Work instructions
Reproduce each line of the listing exactly.

++++

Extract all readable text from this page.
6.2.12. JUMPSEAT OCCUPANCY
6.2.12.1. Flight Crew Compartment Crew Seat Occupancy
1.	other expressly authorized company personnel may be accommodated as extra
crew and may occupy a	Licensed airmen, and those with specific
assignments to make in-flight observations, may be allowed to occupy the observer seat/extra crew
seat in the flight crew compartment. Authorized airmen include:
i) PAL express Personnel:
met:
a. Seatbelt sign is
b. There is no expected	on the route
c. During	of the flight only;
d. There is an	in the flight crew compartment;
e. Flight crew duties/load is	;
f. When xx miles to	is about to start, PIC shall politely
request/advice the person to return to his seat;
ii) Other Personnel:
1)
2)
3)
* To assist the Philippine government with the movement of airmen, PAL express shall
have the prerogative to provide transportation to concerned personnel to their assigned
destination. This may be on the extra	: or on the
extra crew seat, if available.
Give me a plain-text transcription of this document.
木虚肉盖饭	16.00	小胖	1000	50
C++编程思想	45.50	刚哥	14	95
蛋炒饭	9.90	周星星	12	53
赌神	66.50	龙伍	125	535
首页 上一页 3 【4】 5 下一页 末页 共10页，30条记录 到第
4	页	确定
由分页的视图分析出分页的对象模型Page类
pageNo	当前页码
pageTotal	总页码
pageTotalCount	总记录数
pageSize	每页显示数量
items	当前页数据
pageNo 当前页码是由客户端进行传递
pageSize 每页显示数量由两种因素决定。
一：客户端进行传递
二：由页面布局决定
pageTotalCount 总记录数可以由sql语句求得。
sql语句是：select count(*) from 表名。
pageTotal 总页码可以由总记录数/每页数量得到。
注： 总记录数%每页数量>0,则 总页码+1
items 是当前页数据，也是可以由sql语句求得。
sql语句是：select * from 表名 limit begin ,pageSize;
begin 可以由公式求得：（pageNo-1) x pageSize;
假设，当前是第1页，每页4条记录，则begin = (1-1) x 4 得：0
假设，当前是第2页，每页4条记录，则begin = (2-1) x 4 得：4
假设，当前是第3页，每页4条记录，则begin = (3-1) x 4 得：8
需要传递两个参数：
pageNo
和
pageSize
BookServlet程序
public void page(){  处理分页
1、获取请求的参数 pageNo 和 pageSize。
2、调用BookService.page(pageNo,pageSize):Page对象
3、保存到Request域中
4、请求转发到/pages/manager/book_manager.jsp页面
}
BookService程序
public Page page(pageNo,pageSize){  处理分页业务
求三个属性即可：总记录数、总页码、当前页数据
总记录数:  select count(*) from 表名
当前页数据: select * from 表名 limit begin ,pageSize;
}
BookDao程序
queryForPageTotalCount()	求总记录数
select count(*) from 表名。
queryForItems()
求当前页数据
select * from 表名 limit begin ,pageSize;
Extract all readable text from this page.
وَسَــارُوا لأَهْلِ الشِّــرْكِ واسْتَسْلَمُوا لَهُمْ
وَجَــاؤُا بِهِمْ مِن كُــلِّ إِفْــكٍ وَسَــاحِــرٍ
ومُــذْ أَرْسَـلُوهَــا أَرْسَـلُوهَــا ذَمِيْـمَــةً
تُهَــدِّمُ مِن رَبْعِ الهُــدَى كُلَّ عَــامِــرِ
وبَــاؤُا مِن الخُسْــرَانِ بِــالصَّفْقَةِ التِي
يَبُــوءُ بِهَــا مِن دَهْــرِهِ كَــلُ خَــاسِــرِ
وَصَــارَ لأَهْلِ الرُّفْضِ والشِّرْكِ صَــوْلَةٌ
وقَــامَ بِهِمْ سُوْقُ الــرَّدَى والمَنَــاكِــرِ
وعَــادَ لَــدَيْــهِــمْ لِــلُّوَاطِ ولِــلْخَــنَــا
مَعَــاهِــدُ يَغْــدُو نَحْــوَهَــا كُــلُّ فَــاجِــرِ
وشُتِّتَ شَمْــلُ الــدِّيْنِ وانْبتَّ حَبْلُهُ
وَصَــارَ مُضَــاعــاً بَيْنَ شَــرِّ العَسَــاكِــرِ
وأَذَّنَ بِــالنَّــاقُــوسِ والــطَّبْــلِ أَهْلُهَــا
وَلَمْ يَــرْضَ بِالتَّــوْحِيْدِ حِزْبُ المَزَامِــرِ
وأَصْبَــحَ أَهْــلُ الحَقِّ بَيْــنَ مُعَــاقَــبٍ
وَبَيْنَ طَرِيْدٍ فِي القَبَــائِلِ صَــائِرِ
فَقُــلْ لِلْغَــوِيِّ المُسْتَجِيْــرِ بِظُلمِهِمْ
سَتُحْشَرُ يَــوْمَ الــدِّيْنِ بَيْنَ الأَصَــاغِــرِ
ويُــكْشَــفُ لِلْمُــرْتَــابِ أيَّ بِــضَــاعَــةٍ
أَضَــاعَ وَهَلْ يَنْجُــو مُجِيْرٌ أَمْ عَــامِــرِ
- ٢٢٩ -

++++

Exercise solution
Extract all readable text from this page.
6.2.12. JUMPSEAT OCCUPANCY
6.2.12.1. Flight Crew Compartment Crew Seat Occupancy
1.	other expressly authorized company personnel may be accommodated as extra
crew and may occupy a	Licensed airmen, and those with specific
assignments to make in-flight observations, may be allowed to occupy the observer seat/extra crew
seat in the flight crew compartment. Authorized airmen include:
i) PAL express Personnel:
met:
a. Seatbelt sign is
b. There is no expected	on the route
c. During	of the flight only;
d. There is an	in the flight crew compartment;
e. Flight crew duties/load is	;
f. When xx miles to	is about to start, PIC shall politely
request/advice the person to return to his seat;
ii) Other Personnel:
1)
2)
3)
* To assist the Philippine government with the movement of airmen, PAL express shall
have the prerogative to provide transportation to concerned personnel to their assigned
destination. This may be on the extra	: or on the
extra crew seat, if available.
Give me a plain-text transcription of this document.
木虚肉盖饭	16.00	小胖	1000	50
C++编程思想	45.50	刚哥	14	95
蛋炒饭	9.90	周星星	12	53
赌神	66.50	龙伍	125	535
首页 上一页 3 【4】 5 下一页 末页 共10页，30条记录 到第
4	页	确定
由分页的视图分析出分页的对象模型Page类
pageNo	当前页码
pageTotal	总页码
pageTotalCount	总记录数
pageSize	每页显示数量
items	当前页数据
pageNo 当前页码是由客户端进行传递
pageSize 每页显示数量由两种因素决定。
一：客户端进行传递
二：由页面布局决定
pageTotalCount 总记录数可以由sql语句求得。
sql语句是：select count(*) from 表名。
pageTotal 总页码可以由总记录数/每页数量得到。
注： 总记录数%每页数量>0,则 总页码+1
items 是当前页数据，也是可以由sql语句求得。
sql语句是：select * from 表名 limit begin ,pageSize;
begin 可以由公式求得：（pageNo-1) x pageSize;
假设，当前是第1页，每页4条记录，则begin = (1-1) x 4 得：0
假设，当前是第2页，每页4条记录，则begin = (2-1) x 4 得：4
假设，当前是第3页，每页4条记录，则begin = (3-1) x 4 得：8
需要传递两个参数：
pageNo
和
pageSize
BookServlet程序
public void page(){  处理分页
1、获取请求的参数 pageNo 和 pageSize。
2、调用BookService.page(pageNo,pageSize):Page对象
3、保存到Request域中
4、请求转发到/pages/manager/book_manager.jsp页面
}
BookService程序
public Page page(pageNo,pageSize){  处理分页业务
求三个属性即可：总记录数、总页码、当前页数据
总记录数:  select count(*) from 表名
当前页数据: select * from 表名 limit begin ,pageSize;
}
BookDao程序
queryForPageTotalCount()	求总记录数
select count(*) from 表名。
queryForItems()
求当前页数据
select * from 表名 limit begin ,pageSize;
Extract all readable text from this page.
وَسَــارُوا لأَهْلِ الشِّــرْكِ واسْتَسْلَمُوا لَهُمْ
وَجَــاؤُا بِهِمْ مِن كُــلِّ إِفْــكٍ وَسَــاحِــرٍ
ومُــذْ أَرْسَـلُوهَــا أَرْسَـلُوهَــا ذَمِيْـمَــةً
تُهَــدِّمُ مِن رَبْعِ الهُــدَى كُلَّ عَــامِــرِ
وبَــاؤُا مِن الخُسْــرَانِ بِــالصَّفْقَةِ التِي
يَبُــوءُ بِهَــا مِن دَهْــرِهِ كَــلُ خَــاسِــرِ
وَصَــارَ لأَهْلِ الرُّفْضِ والشِّرْكِ صَــوْلَةٌ
وقَــامَ بِهِمْ سُوْقُ الــرَّدَى والمَنَــاكِــرِ
وعَــادَ لَــدَيْــهِــمْ لِــلُّوَاطِ ولِــلْخَــنَــا
مَعَــاهِــدُ يَغْــدُو نَحْــوَهَــا كُــلُّ فَــاجِــرِ
وشُتِّتَ شَمْــلُ الــدِّيْنِ وانْبتَّ حَبْلُهُ
وَصَــارَ مُضَــاعــاً بَيْنَ شَــرِّ العَسَــاكِــرِ
وأَذَّنَ بِــالنَّــاقُــوسِ والــطَّبْــلِ أَهْلُهَــا
وَلَمْ يَــرْضَ بِالتَّــوْحِيْدِ حِزْبُ المَزَامِــرِ
وأَصْبَــحَ أَهْــلُ الحَقِّ بَيْــنَ مُعَــاقَــبٍ
وَبَيْنَ طَرِيْدٍ فِي القَبَــائِلِ صَــائِرِ
فَقُــلْ لِلْغَــوِيِّ المُسْتَجِيْــرِ بِظُلمِهِمْ
سَتُحْشَرُ يَــوْمَ الــدِّيْنِ بَيْنَ الأَصَــاغِــرِ
ويُــكْشَــفُ لِلْمُــرْتَــابِ أيَّ بِــضَــاعَــةٍ
أَضَــاعَ وَهَلْ يَنْجُــو مُجِيْرٌ أَمْ عَــامِــرِ
- ٢٢٩ -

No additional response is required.